**WORK TO BE COMPLETED**:
Transcribe the lines below verbatim, skipping the images.
** Begin RECORD EXTRACTS **
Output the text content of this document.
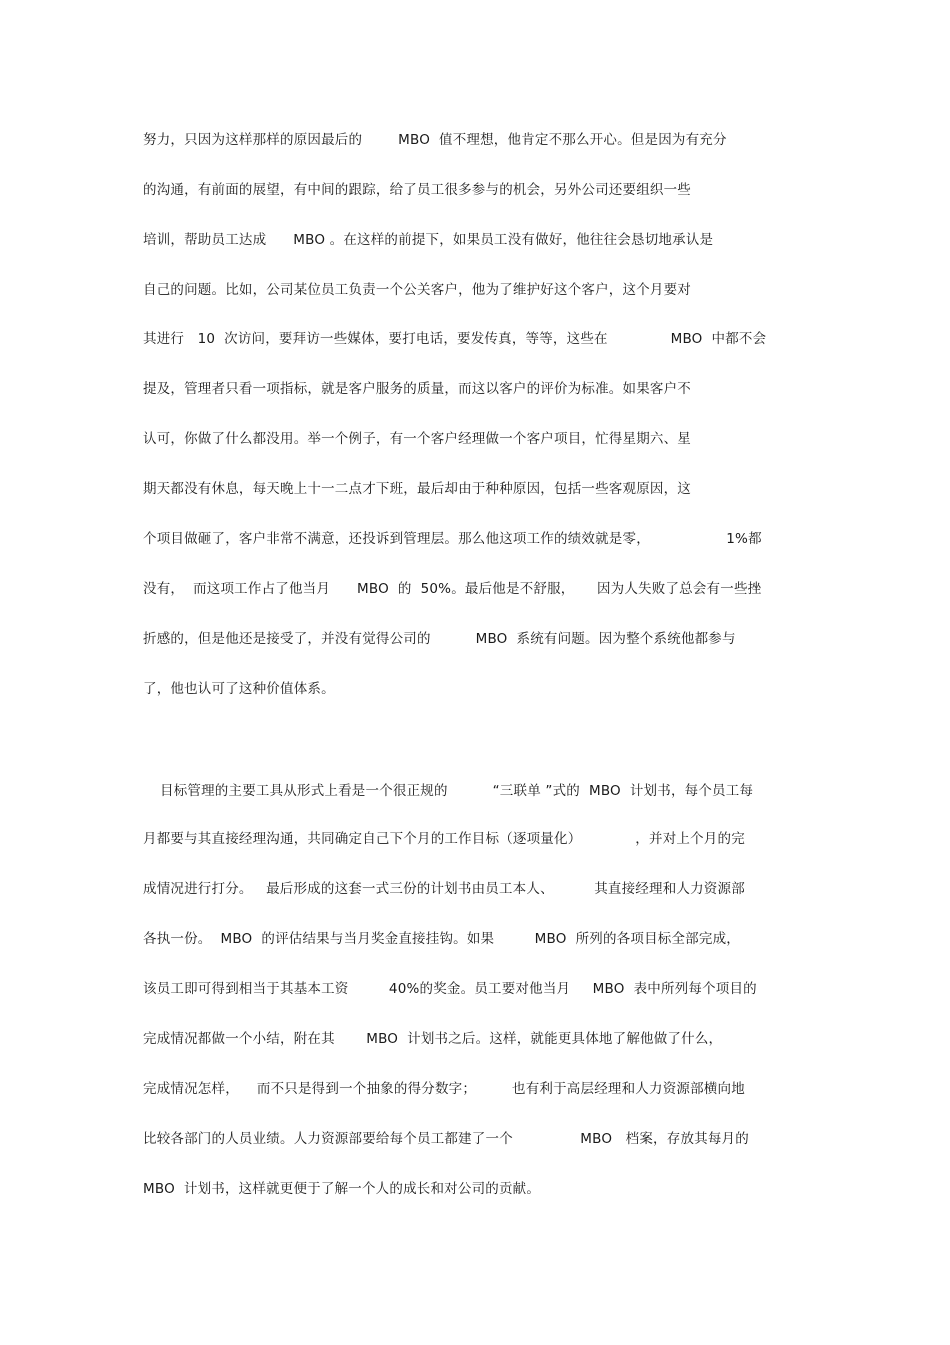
努力，只因为这样那样的原因最后的        MBO  值不理想，他肯定不那么开心。但是因为有充分
的沟通，有前面的展望，有中间的跟踪，给了员工很多参与的机会，另外公司还要组织一些
培训，帮助员工达成      MBO 。在这样的前提下，如果员工没有做好，他往往会恳切地承认是
自己的问题。比如，公司某位员工负责一个公关客户，他为了维护好这个客户，这个月要对
其进行   10  次访问，要拜访一些媒体，要打电话，要发传真，等等，这些在              MBO  中都不会
提及，管理者只看一项指标，就是客户服务的质量，而这以客户的评价为标准。如果客户不
认可，你做了什么都没用。举一个例子，有一个客户经理做一个客户项目，忙得星期六、星
期天都没有休息，每天晚上十一二点才下班，最后却由于种种原因，包括一些客观原因，这
个项目做砸了，客户非常不满意，还投诉到管理层。那么他这项工作的绩效就是零，                 1%都
没有，  而这项工作占了他当月      MBO  的  50%。最后他是不舒服，     因为人失败了总会有一些挫
折感的，但是他还是接受了，并没有觉得公司的          MBO  系统有问题。因为整个系统他都参与
了，他也认可了这种价值体系。
目标管理的主要工具从形式上看是一个很正规的          “三联单 ”式的  MBO  计划书，每个员工每
月都要与其直接经理沟通，共同确定自己下个月的工作目标（逐项量化）            ，并对上个月的完
成情况进行打分。   最后形成的这套一式三份的计划书由员工本人、         其直接经理和人力资源部
各执一份。  MBO  的评估结果与当月奖金直接挂钩。如果         MBO  所列的各项目标全部完成，
该员工即可得到相当于其基本工资         40%的奖金。员工要对他当月     MBO  表中所列每个项目的
完成情况都做一个小结，附在其       MBO  计划书之后。这样，就能更具体地了解他做了什么，
完成情况怎样，    而不只是得到一个抽象的得分数字；        也有利于高层经理和人力资源部横向地
比较各部门的人员业绩。人力资源部要给每个员工都建了一个               MBO   档案，存放其每月的
MBO  计划书，这样就更便于了解一个人的成长和对公司的贡献。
** End RECORD EXTRACTS **
**EXPECTED ANSWER**:
Output the text content of this document.
努力，只因为这样那样的原因最后的        MBO  值不理想，他肯定不那么开心。但是因为有充分
的沟通，有前面的展望，有中间的跟踪，给了员工很多参与的机会，另外公司还要组织一些
培训，帮助员工达成      MBO 。在这样的前提下，如果员工没有做好，他往往会恳切地承认是
自己的问题。比如，公司某位员工负责一个公关客户，他为了维护好这个客户，这个月要对
其进行   10  次访问，要拜访一些媒体，要打电话，要发传真，等等，这些在              MBO  中都不会
提及，管理者只看一项指标，就是客户服务的质量，而这以客户的评价为标准。如果客户不
认可，你做了什么都没用。举一个例子，有一个客户经理做一个客户项目，忙得星期六、星
期天都没有休息，每天晚上十一二点才下班，最后却由于种种原因，包括一些客观原因，这
个项目做砸了，客户非常不满意，还投诉到管理层。那么他这项工作的绩效就是零，                 1%都
没有，  而这项工作占了他当月      MBO  的  50%。最后他是不舒服，     因为人失败了总会有一些挫
折感的，但是他还是接受了，并没有觉得公司的          MBO  系统有问题。因为整个系统他都参与
了，他也认可了这种价值体系。
目标管理的主要工具从形式上看是一个很正规的          “三联单 ”式的  MBO  计划书，每个员工每
月都要与其直接经理沟通，共同确定自己下个月的工作目标（逐项量化）            ，并对上个月的完
成情况进行打分。   最后形成的这套一式三份的计划书由员工本人、         其直接经理和人力资源部
各执一份。  MBO  的评估结果与当月奖金直接挂钩。如果         MBO  所列的各项目标全部完成，
该员工即可得到相当于其基本工资         40%的奖金。员工要对他当月     MBO  表中所列每个项目的
完成情况都做一个小结，附在其       MBO  计划书之后。这样，就能更具体地了解他做了什么，
完成情况怎样，    而不只是得到一个抽象的得分数字；        也有利于高层经理和人力资源部横向地
比较各部门的人员业绩。人力资源部要给每个员工都建了一个               MBO   档案，存放其每月的
MBO  计划书，这样就更便于了解一个人的成长和对公司的贡献。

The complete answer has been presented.